▼
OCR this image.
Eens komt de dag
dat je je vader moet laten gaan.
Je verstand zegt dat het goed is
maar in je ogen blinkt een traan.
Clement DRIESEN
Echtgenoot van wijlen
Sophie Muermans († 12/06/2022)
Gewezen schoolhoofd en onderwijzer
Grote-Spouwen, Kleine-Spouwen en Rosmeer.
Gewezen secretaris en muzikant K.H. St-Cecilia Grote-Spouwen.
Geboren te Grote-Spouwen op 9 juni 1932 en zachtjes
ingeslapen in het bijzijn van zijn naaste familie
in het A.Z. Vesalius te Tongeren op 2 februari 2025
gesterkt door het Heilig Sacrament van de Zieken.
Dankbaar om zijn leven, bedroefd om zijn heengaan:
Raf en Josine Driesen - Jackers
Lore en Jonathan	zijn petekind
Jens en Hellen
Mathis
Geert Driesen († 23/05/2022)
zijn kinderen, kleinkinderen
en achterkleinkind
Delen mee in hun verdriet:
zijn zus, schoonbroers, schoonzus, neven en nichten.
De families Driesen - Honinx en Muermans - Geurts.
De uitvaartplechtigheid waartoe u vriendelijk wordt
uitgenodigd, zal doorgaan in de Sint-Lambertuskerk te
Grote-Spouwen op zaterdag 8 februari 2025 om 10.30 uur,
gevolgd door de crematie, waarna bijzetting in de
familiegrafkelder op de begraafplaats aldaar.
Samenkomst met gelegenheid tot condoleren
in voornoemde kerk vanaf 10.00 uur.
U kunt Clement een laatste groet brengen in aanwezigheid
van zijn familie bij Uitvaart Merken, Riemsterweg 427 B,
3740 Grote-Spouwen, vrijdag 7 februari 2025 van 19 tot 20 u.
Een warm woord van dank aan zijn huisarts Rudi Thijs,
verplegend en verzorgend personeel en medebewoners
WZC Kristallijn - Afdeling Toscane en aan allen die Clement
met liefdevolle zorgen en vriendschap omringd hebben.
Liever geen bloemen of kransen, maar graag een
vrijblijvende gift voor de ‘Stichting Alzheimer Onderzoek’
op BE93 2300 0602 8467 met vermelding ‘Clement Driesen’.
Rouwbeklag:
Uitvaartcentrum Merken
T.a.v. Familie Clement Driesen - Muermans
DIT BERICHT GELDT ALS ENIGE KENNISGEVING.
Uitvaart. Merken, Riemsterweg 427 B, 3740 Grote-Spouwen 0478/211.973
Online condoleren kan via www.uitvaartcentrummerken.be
▲
Scan the material above for the string "Muermans" and return the lines that hold it.

Sophie Muermans († 12/06/2022)
De families Driesen - Honinx en Muermans - Geurts.
T.a.v. Familie Clement Driesen - Muermans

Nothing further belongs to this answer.